#### Input

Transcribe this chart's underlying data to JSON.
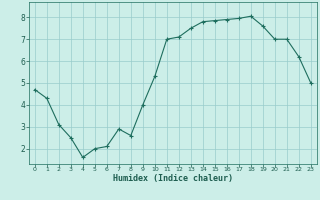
{
  "title": "",
  "xlabel": "Humidex (Indice chaleur)",
  "ylabel": "",
  "x_values": [
    0,
    1,
    2,
    3,
    4,
    5,
    6,
    7,
    8,
    9,
    10,
    11,
    12,
    13,
    14,
    15,
    16,
    17,
    18,
    19,
    20,
    21,
    22,
    23
  ],
  "y_values": [
    4.7,
    4.3,
    3.1,
    2.5,
    1.6,
    2.0,
    2.1,
    2.9,
    2.6,
    4.0,
    5.3,
    7.0,
    7.1,
    7.5,
    7.8,
    7.85,
    7.9,
    7.95,
    8.05,
    7.6,
    7.0,
    7.0,
    6.2,
    5.0
  ],
  "line_color": "#1e6e5e",
  "marker_color": "#1e6e5e",
  "bg_color": "#cceee8",
  "grid_color": "#99cccc",
  "axis_color": "#1e6e5e",
  "text_color": "#1e5e50",
  "xlim": [
    -0.5,
    23.5
  ],
  "ylim": [
    1.3,
    8.7
  ],
  "yticks": [
    2,
    3,
    4,
    5,
    6,
    7,
    8
  ],
  "xticks": [
    0,
    1,
    2,
    3,
    4,
    5,
    6,
    7,
    8,
    9,
    10,
    11,
    12,
    13,
    14,
    15,
    16,
    17,
    18,
    19,
    20,
    21,
    22,
    23
  ],
  "marker": "+"
}
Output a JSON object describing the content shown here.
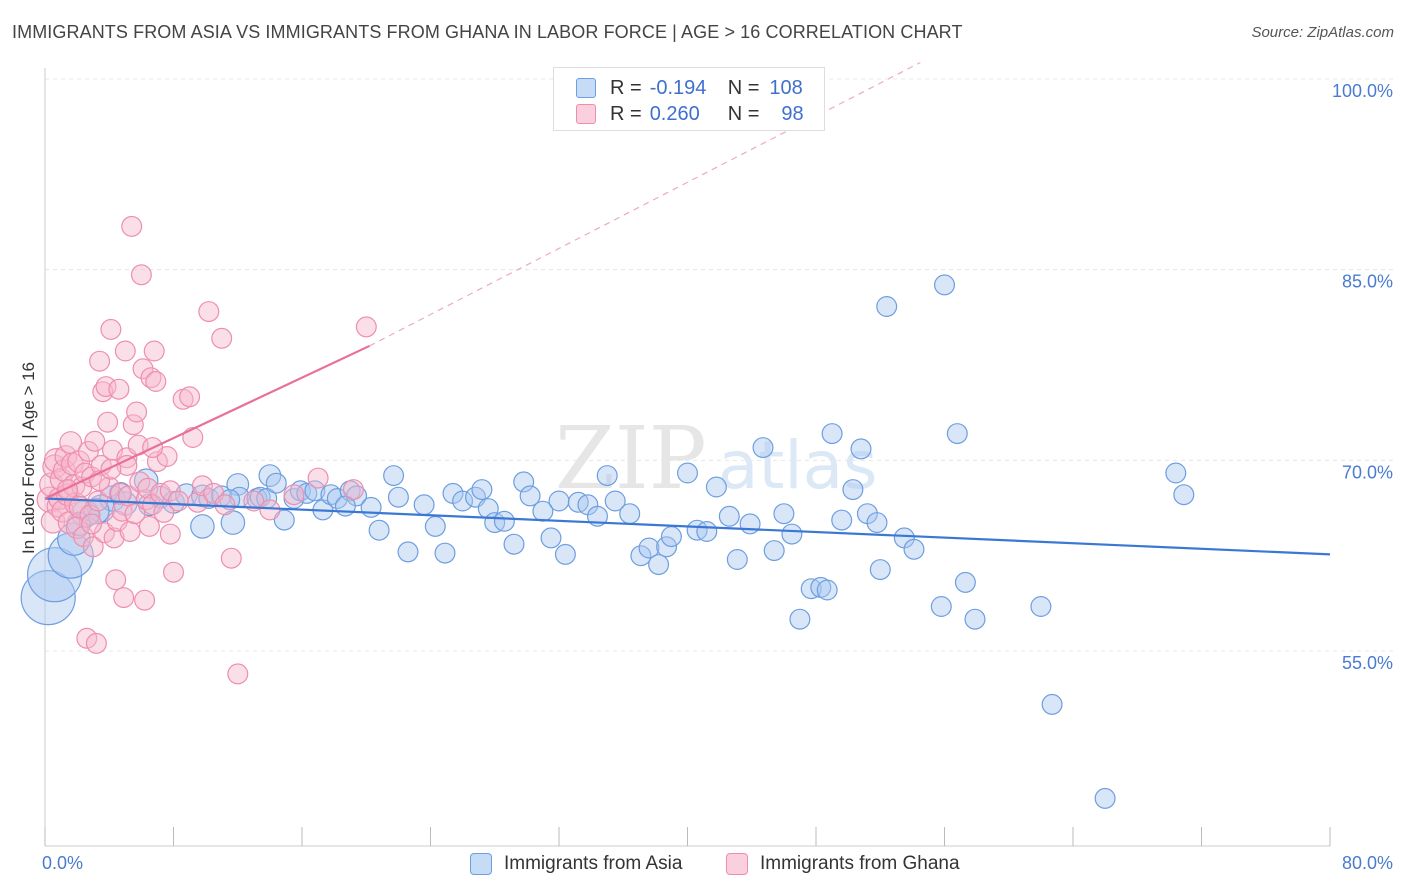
{
  "header": {
    "title": "IMMIGRANTS FROM ASIA VS IMMIGRANTS FROM GHANA IN LABOR FORCE | AGE > 16 CORRELATION CHART",
    "source": "Source: ZipAtlas.com"
  },
  "legend": {
    "r_label": "R =",
    "n_label": "N =",
    "asia": {
      "r": "-0.194",
      "n": "108"
    },
    "ghana": {
      "r": "0.260",
      "n": "98"
    }
  },
  "watermark": {
    "zip": "ZIP",
    "atlas": "atlas"
  },
  "colors": {
    "asia_fill": "#a9c8f0",
    "asia_stroke": "#6d9ee0",
    "asia_line": "#3a78d4",
    "ghana_fill": "#f6b7cb",
    "ghana_stroke": "#ee8eae",
    "ghana_line": "#e8709a",
    "label_blue": "#4a7bd0"
  },
  "chart_data": {
    "type": "scatter",
    "title": "IMMIGRANTS FROM ASIA VS IMMIGRANTS FROM GHANA IN LABOR FORCE | AGE > 16 CORRELATION CHART",
    "xlabel": "",
    "ylabel": "In Labor Force | Age > 16",
    "xlim": [
      0,
      80
    ],
    "ylim": [
      40,
      102
    ],
    "x_tick_labels": [
      "0.0%",
      "80.0%"
    ],
    "y_ticks": [
      55,
      70,
      85,
      100
    ],
    "y_tick_labels": [
      "55.0%",
      "70.0%",
      "85.0%",
      "100.0%"
    ],
    "legend": [
      "Immigrants from Asia",
      "Immigrants from Ghana"
    ],
    "series": [
      {
        "name": "Immigrants from Asia",
        "trend": {
          "x": [
            0,
            80
          ],
          "y": [
            67.0,
            62.6
          ]
        },
        "points": [
          [
            0.2,
            59.2,
            3
          ],
          [
            0.6,
            61.0,
            3
          ],
          [
            1.6,
            62.5,
            2.5
          ],
          [
            1.8,
            63.8,
            1.8
          ],
          [
            2.5,
            65.8,
            1.5
          ],
          [
            3.5,
            66.2,
            1.5
          ],
          [
            4.2,
            67.0,
            1.4
          ],
          [
            5.0,
            66.6,
            1.3
          ],
          [
            6.3,
            68.4,
            1.3
          ],
          [
            7.2,
            67.1,
            1.2
          ],
          [
            8.0,
            66.7,
            1.2
          ],
          [
            8.8,
            67.3,
            1.2
          ],
          [
            9.8,
            67.2,
            1.2
          ],
          [
            10.2,
            67.0,
            1.1
          ],
          [
            11.0,
            67.2,
            1.1
          ],
          [
            11.7,
            65.1,
            1.3
          ],
          [
            12.0,
            68.1,
            1.2
          ],
          [
            12.1,
            67.1,
            1.1
          ],
          [
            13.2,
            67.0,
            1.1
          ],
          [
            13.4,
            67.1,
            1.1
          ],
          [
            13.8,
            67.0,
            1.1
          ],
          [
            14.0,
            68.8,
            1.2
          ],
          [
            14.4,
            68.2,
            1.1
          ],
          [
            14.9,
            65.3,
            1.1
          ],
          [
            15.5,
            67.0,
            1.1
          ],
          [
            15.9,
            67.6,
            1.1
          ],
          [
            16.3,
            67.4,
            1.1
          ],
          [
            16.8,
            67.6,
            1.1
          ],
          [
            17.3,
            66.1,
            1.1
          ],
          [
            17.8,
            67.3,
            1.1
          ],
          [
            18.2,
            67.0,
            1.1
          ],
          [
            19.0,
            67.6,
            1.1
          ],
          [
            19.4,
            67.2,
            1.1
          ],
          [
            20.3,
            66.3,
            1.1
          ],
          [
            20.8,
            64.5,
            1.1
          ],
          [
            21.7,
            68.8,
            1.1
          ],
          [
            22.0,
            67.1,
            1.1
          ],
          [
            22.6,
            62.8,
            1.1
          ],
          [
            23.6,
            66.5,
            1.1
          ],
          [
            24.3,
            64.8,
            1.1
          ],
          [
            24.9,
            62.7,
            1.1
          ],
          [
            25.4,
            67.4,
            1.1
          ],
          [
            26.0,
            66.8,
            1.1
          ],
          [
            26.8,
            67.1,
            1.1
          ],
          [
            27.2,
            67.7,
            1.1
          ],
          [
            27.6,
            66.2,
            1.1
          ],
          [
            28.0,
            65.1,
            1.1
          ],
          [
            28.6,
            65.2,
            1.1
          ],
          [
            29.2,
            63.4,
            1.1
          ],
          [
            29.8,
            68.3,
            1.1
          ],
          [
            30.2,
            67.2,
            1.1
          ],
          [
            31.0,
            66.0,
            1.1
          ],
          [
            31.5,
            63.9,
            1.1
          ],
          [
            32.0,
            66.8,
            1.1
          ],
          [
            32.4,
            62.6,
            1.1
          ],
          [
            33.2,
            66.7,
            1.1
          ],
          [
            33.8,
            66.5,
            1.1
          ],
          [
            34.4,
            65.6,
            1.1
          ],
          [
            35.0,
            68.8,
            1.1
          ],
          [
            35.5,
            66.8,
            1.1
          ],
          [
            36.4,
            65.8,
            1.1
          ],
          [
            37.1,
            62.5,
            1.1
          ],
          [
            37.6,
            63.1,
            1.1
          ],
          [
            38.2,
            61.8,
            1.1
          ],
          [
            38.7,
            63.2,
            1.1
          ],
          [
            39.0,
            64.0,
            1.1
          ],
          [
            40.0,
            69.0,
            1.1
          ],
          [
            40.6,
            64.5,
            1.1
          ],
          [
            41.2,
            64.4,
            1.1
          ],
          [
            41.8,
            67.9,
            1.1
          ],
          [
            42.6,
            65.6,
            1.1
          ],
          [
            43.1,
            62.2,
            1.1
          ],
          [
            43.9,
            65.0,
            1.1
          ],
          [
            44.7,
            71.0,
            1.1
          ],
          [
            45.4,
            62.9,
            1.1
          ],
          [
            46.0,
            65.8,
            1.1
          ],
          [
            46.5,
            64.2,
            1.1
          ],
          [
            47.0,
            57.5,
            1.1
          ],
          [
            47.7,
            59.9,
            1.1
          ],
          [
            48.3,
            60.0,
            1.1
          ],
          [
            48.7,
            59.8,
            1.1
          ],
          [
            49.0,
            72.1,
            1.1
          ],
          [
            49.6,
            65.3,
            1.1
          ],
          [
            50.3,
            67.7,
            1.1
          ],
          [
            50.8,
            70.9,
            1.1
          ],
          [
            51.2,
            65.8,
            1.1
          ],
          [
            51.8,
            65.1,
            1.1
          ],
          [
            52.0,
            61.4,
            1.1
          ],
          [
            52.4,
            82.1,
            1.1
          ],
          [
            53.5,
            63.9,
            1.1
          ],
          [
            54.1,
            63.0,
            1.1
          ],
          [
            55.8,
            58.5,
            1.1
          ],
          [
            56.0,
            83.8,
            1.1
          ],
          [
            56.8,
            72.1,
            1.1
          ],
          [
            57.3,
            60.4,
            1.1
          ],
          [
            57.9,
            57.5,
            1.1
          ],
          [
            62.0,
            58.5,
            1.1
          ],
          [
            62.7,
            50.8,
            1.1
          ],
          [
            66.0,
            43.4,
            1.1
          ],
          [
            70.4,
            69.0,
            1.1
          ],
          [
            70.9,
            67.3,
            1.1
          ],
          [
            9.8,
            64.8,
            1.3
          ],
          [
            6.5,
            66.5,
            1.2
          ],
          [
            3.2,
            66.0,
            1.4
          ],
          [
            2.1,
            65.0,
            1.3
          ],
          [
            4.7,
            67.4,
            1.2
          ],
          [
            11.5,
            66.9,
            1.1
          ],
          [
            18.7,
            66.4,
            1.1
          ]
        ]
      },
      {
        "name": "Immigrants from Ghana",
        "trend": {
          "x": [
            0,
            20.2
          ],
          "y": [
            67.0,
            79.0
          ]
        },
        "trend_extension": {
          "x": [
            20.2,
            54.5
          ],
          "y": [
            79.0,
            101.3
          ]
        },
        "points": [
          [
            0.3,
            66.9,
            1.4
          ],
          [
            0.4,
            68.1,
            1.3
          ],
          [
            0.5,
            65.2,
            1.3
          ],
          [
            0.6,
            69.5,
            1.3
          ],
          [
            0.7,
            70.0,
            1.3
          ],
          [
            0.8,
            66.4,
            1.2
          ],
          [
            0.9,
            67.0,
            1.2
          ],
          [
            1.0,
            68.5,
            1.2
          ],
          [
            1.1,
            66.0,
            1.2
          ],
          [
            1.2,
            69.2,
            1.2
          ],
          [
            1.3,
            70.3,
            1.2
          ],
          [
            1.4,
            67.3,
            1.2
          ],
          [
            1.5,
            65.1,
            1.2
          ],
          [
            1.6,
            71.4,
            1.2
          ],
          [
            1.7,
            69.7,
            1.2
          ],
          [
            1.8,
            68.0,
            1.2
          ],
          [
            1.9,
            66.6,
            1.2
          ],
          [
            2.0,
            64.7,
            1.2
          ],
          [
            2.1,
            69.9,
            1.2
          ],
          [
            2.2,
            66.3,
            1.2
          ],
          [
            2.3,
            67.9,
            1.1
          ],
          [
            2.4,
            64.0,
            1.1
          ],
          [
            2.5,
            69.0,
            1.1
          ],
          [
            2.6,
            56.0,
            1.1
          ],
          [
            2.7,
            70.7,
            1.1
          ],
          [
            2.8,
            65.7,
            1.1
          ],
          [
            2.9,
            68.7,
            1.1
          ],
          [
            3.0,
            63.2,
            1.1
          ],
          [
            3.1,
            71.5,
            1.1
          ],
          [
            3.2,
            55.6,
            1.1
          ],
          [
            3.3,
            66.8,
            1.1
          ],
          [
            3.4,
            77.8,
            1.1
          ],
          [
            3.5,
            69.6,
            1.1
          ],
          [
            3.6,
            75.4,
            1.1
          ],
          [
            3.7,
            64.3,
            1.1
          ],
          [
            3.8,
            75.8,
            1.1
          ],
          [
            3.9,
            73.0,
            1.1
          ],
          [
            4.0,
            67.9,
            1.1
          ],
          [
            4.1,
            80.3,
            1.1
          ],
          [
            4.2,
            70.8,
            1.1
          ],
          [
            4.3,
            63.9,
            1.1
          ],
          [
            4.4,
            60.6,
            1.1
          ],
          [
            4.5,
            65.2,
            1.1
          ],
          [
            4.6,
            75.6,
            1.1
          ],
          [
            4.7,
            67.4,
            1.1
          ],
          [
            4.8,
            66.0,
            1.1
          ],
          [
            4.9,
            59.2,
            1.1
          ],
          [
            5.0,
            78.6,
            1.1
          ],
          [
            5.1,
            70.2,
            1.1
          ],
          [
            5.2,
            67.2,
            1.1
          ],
          [
            5.3,
            64.4,
            1.1
          ],
          [
            5.4,
            88.4,
            1.1
          ],
          [
            5.5,
            72.8,
            1.1
          ],
          [
            5.6,
            65.8,
            1.1
          ],
          [
            5.7,
            73.8,
            1.1
          ],
          [
            5.8,
            71.2,
            1.1
          ],
          [
            5.9,
            68.3,
            1.1
          ],
          [
            6.0,
            84.6,
            1.1
          ],
          [
            6.1,
            77.2,
            1.1
          ],
          [
            6.2,
            59.0,
            1.1
          ],
          [
            6.3,
            66.9,
            1.1
          ],
          [
            6.4,
            67.8,
            1.1
          ],
          [
            6.5,
            64.8,
            1.1
          ],
          [
            6.6,
            76.5,
            1.1
          ],
          [
            6.7,
            66.5,
            1.1
          ],
          [
            6.8,
            78.6,
            1.1
          ],
          [
            6.9,
            76.2,
            1.1
          ],
          [
            7.0,
            69.9,
            1.1
          ],
          [
            7.2,
            67.4,
            1.1
          ],
          [
            7.4,
            65.9,
            1.1
          ],
          [
            7.6,
            70.3,
            1.1
          ],
          [
            7.8,
            67.6,
            1.1
          ],
          [
            8.0,
            61.2,
            1.1
          ],
          [
            8.3,
            66.8,
            1.1
          ],
          [
            8.6,
            74.8,
            1.1
          ],
          [
            9.0,
            75.0,
            1.1
          ],
          [
            9.2,
            71.8,
            1.1
          ],
          [
            9.5,
            66.7,
            1.1
          ],
          [
            9.8,
            68.0,
            1.1
          ],
          [
            10.2,
            81.7,
            1.1
          ],
          [
            10.5,
            67.4,
            1.1
          ],
          [
            11.0,
            79.6,
            1.1
          ],
          [
            11.2,
            66.5,
            1.1
          ],
          [
            11.6,
            62.3,
            1.1
          ],
          [
            12.0,
            53.2,
            1.1
          ],
          [
            13.0,
            66.8,
            1.1
          ],
          [
            14.0,
            66.1,
            1.1
          ],
          [
            15.5,
            67.3,
            1.1
          ],
          [
            17.0,
            68.6,
            1.1
          ],
          [
            19.2,
            67.7,
            1.1
          ],
          [
            20.0,
            80.5,
            1.1
          ],
          [
            5.1,
            69.6,
            1.1
          ],
          [
            3.4,
            68.4,
            1.1
          ],
          [
            2.9,
            65.0,
            1.1
          ],
          [
            1.4,
            67.7,
            1.1
          ],
          [
            4.1,
            69.3,
            1.1
          ],
          [
            6.7,
            71.0,
            1.1
          ],
          [
            7.8,
            64.2,
            1.1
          ]
        ]
      }
    ]
  }
}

########

### Exercise details
Show each line of the data that contains the string "name".

### Solution to this exercise
        "name": "Immigrants from Asia",
        "name": "Immigrants from Ghana",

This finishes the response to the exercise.